[Exercise details] Copy out all of the material exactly as presented.

[Excerpted data]
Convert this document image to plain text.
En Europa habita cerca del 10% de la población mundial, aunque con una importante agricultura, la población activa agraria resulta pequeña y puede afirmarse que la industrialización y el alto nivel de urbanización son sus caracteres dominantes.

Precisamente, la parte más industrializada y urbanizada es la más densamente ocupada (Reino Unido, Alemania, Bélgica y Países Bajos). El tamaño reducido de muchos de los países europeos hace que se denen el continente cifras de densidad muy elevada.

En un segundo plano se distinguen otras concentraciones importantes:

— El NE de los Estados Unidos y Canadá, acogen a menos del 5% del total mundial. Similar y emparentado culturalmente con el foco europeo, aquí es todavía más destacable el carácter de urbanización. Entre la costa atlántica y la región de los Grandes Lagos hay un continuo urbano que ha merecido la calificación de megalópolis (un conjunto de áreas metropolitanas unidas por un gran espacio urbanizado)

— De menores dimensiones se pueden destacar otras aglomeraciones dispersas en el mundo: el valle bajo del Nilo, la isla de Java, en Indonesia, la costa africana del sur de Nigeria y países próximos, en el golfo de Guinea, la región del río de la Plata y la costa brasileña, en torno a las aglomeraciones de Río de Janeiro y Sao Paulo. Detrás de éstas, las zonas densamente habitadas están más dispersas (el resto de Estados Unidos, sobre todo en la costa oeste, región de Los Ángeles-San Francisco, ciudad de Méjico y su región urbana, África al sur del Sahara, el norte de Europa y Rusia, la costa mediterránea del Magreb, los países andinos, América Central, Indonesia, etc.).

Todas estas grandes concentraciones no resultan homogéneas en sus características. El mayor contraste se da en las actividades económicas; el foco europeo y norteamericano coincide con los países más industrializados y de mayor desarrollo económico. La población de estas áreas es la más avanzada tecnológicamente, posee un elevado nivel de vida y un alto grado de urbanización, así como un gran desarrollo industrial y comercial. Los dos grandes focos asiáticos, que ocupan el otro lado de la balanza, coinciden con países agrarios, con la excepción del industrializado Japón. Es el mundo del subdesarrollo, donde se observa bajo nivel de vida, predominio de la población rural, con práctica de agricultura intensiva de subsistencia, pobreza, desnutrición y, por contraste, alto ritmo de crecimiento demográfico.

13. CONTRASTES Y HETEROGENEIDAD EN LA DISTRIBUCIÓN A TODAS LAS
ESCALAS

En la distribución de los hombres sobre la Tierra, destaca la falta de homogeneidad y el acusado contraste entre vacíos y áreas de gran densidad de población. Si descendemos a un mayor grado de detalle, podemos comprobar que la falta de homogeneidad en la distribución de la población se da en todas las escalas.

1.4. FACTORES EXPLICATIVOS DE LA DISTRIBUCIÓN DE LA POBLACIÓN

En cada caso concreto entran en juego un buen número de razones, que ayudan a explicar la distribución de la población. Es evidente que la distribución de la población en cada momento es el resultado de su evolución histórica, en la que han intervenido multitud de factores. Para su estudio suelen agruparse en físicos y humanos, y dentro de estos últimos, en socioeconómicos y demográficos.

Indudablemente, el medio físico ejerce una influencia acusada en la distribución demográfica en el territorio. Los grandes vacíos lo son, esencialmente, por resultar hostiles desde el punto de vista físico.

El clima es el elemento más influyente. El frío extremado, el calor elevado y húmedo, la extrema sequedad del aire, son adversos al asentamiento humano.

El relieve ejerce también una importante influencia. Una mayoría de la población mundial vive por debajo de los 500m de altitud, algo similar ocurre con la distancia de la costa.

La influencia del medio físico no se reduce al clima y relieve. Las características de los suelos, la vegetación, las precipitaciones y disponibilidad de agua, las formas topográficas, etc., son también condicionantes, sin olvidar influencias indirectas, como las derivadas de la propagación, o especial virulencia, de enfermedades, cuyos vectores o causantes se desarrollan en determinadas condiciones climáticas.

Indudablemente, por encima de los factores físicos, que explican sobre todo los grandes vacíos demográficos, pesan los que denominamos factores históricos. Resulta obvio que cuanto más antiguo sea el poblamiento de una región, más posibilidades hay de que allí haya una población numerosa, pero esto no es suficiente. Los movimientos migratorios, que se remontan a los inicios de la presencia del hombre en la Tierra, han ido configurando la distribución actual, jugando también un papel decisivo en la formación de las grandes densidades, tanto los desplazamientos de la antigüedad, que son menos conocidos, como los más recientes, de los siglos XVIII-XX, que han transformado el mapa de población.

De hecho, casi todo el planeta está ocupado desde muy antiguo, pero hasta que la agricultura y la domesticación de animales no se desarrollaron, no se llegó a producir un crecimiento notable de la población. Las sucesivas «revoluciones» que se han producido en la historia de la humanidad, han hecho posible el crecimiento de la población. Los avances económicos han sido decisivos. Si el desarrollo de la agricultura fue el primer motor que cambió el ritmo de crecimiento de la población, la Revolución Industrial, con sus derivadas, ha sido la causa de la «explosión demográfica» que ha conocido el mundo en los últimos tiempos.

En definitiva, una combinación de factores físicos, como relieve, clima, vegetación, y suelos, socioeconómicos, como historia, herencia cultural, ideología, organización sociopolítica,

[Exercise output]
Convert this document image to plain text.
En Europa habita cerca del 10% de la población mundial, aunque con una importante agricultura, la población activa agraria resulta pequeña y puede afirmarse que la industrialización y el alto nivel de urbanización son sus caracteres dominantes.

Precisamente, la parte más industrializada y urbanizada es la más densamente ocupada (Reino Unido, Alemania, Bélgica y Países Bajos). El tamaño reducido de muchos de los países europeos hace que se denen el continente cifras de densidad muy elevada.

En un segundo plano se distinguen otras concentraciones importantes:

— El NE de los Estados Unidos y Canadá, acogen a menos del 5% del total mundial. Similar y emparentado culturalmente con el foco europeo, aquí es todavía más destacable el carácter de urbanización. Entre la costa atlántica y la región de los Grandes Lagos hay un continuo urbano que ha merecido la calificación de megalópolis (un conjunto de áreas metropolitanas unidas por un gran espacio urbanizado)

— De menores dimensiones se pueden destacar otras aglomeraciones dispersas en el mundo: el valle bajo del Nilo, la isla de Java, en Indonesia, la costa africana del sur de Nigeria y países próximos, en el golfo de Guinea, la región del río de la Plata y la costa brasileña, en torno a las aglomeraciones de Río de Janeiro y Sao Paulo. Detrás de éstas, las zonas densamente habitadas están más dispersas (el resto de Estados Unidos, sobre todo en la costa oeste, región de Los Ángeles-San Francisco, ciudad de Méjico y su región urbana, África al sur del Sahara, el norte de Europa y Rusia, la costa mediterránea del Magreb, los países andinos, América Central, Indonesia, etc.).

Todas estas grandes concentraciones no resultan homogéneas en sus características. El mayor contraste se da en las actividades económicas; el foco europeo y norteamericano coincide con los países más industrializados y de mayor desarrollo económico. La población de estas áreas es la más avanzada tecnológicamente, posee un elevado nivel de vida y un alto grado de urbanización, así como un gran desarrollo industrial y comercial. Los dos grandes focos asiáticos, que ocupan el otro lado de la balanza, coinciden con países agrarios, con la excepción del industrializado Japón. Es el mundo del subdesarrollo, donde se observa bajo nivel de vida, predominio de la población rural, con práctica de agricultura intensiva de subsistencia, pobreza, desnutrición y, por contraste, alto ritmo de crecimiento demográfico.

13. CONTRASTES Y HETEROGENEIDAD EN LA DISTRIBUCIÓN A TODAS LAS
ESCALAS

En la distribución de los hombres sobre la Tierra, destaca la falta de homogeneidad y el acusado contraste entre vacíos y áreas de gran densidad de población. Si descendemos a un mayor grado de detalle, podemos comprobar que la falta de homogeneidad en la distribución de la población se da en todas las escalas.

1.4. FACTORES EXPLICATIVOS DE LA DISTRIBUCIÓN DE LA POBLACIÓN

En cada caso concreto entran en juego un buen número de razones, que ayudan a explicar la distribución de la población. Es evidente que la distribución de la población en cada momento es el resultado de su evolución histórica, en la que han intervenido multitud de factores. Para su estudio suelen agruparse en físicos y humanos, y dentro de estos últimos, en socioeconómicos y demográficos.

Indudablemente, el medio físico ejerce una influencia acusada en la distribución demográfica en el territorio. Los grandes vacíos lo son, esencialmente, por resultar hostiles desde el punto de vista físico.

El clima es el elemento más influyente. El frío extremado, el calor elevado y húmedo, la extrema sequedad del aire, son adversos al asentamiento humano.

El relieve ejerce también una importante influencia. Una mayoría de la población mundial vive por debajo de los 500m de altitud, algo similar ocurre con la distancia de la costa.

La influencia del medio físico no se reduce al clima y relieve. Las características de los suelos, la vegetación, las precipitaciones y disponibilidad de agua, las formas topográficas, etc., son también condicionantes, sin olvidar influencias indirectas, como las derivadas de la propagación, o especial virulencia, de enfermedades, cuyos vectores o causantes se desarrollan en determinadas condiciones climáticas.

Indudablemente, por encima de los factores físicos, que explican sobre todo los grandes vacíos demográficos, pesan los que denominamos factores históricos. Resulta obvio que cuanto más antiguo sea el poblamiento de una región, más posibilidades hay de que allí haya una población numerosa, pero esto no es suficiente. Los movimientos migratorios, que se remontan a los inicios de la presencia del hombre en la Tierra, han ido configurando la distribución actual, jugando también un papel decisivo en la formación de las grandes densidades, tanto los desplazamientos de la antigüedad, que son menos conocidos, como los más recientes, de los siglos XVIII-XX, que han transformado el mapa de población.

De hecho, casi todo el planeta está ocupado desde muy antiguo, pero hasta que la agricultura y la domesticación de animales no se desarrollaron, no se llegó a producir un crecimiento notable de la población. Las sucesivas «revoluciones» que se han producido en la historia de la humanidad, han hecho posible el crecimiento de la población. Los avances económicos han sido decisivos. Si el desarrollo de la agricultura fue el primer motor que cambió el ritmo de crecimiento de la población, la Revolución Industrial, con sus derivadas, ha sido la causa de la «explosión demográfica» que ha conocido el mundo en los últimos tiempos.

En definitiva, una combinación de factores físicos, como relieve, clima, vegetación, y suelos, socioeconómicos, como historia, herencia cultural, ideología, organización sociopolítica,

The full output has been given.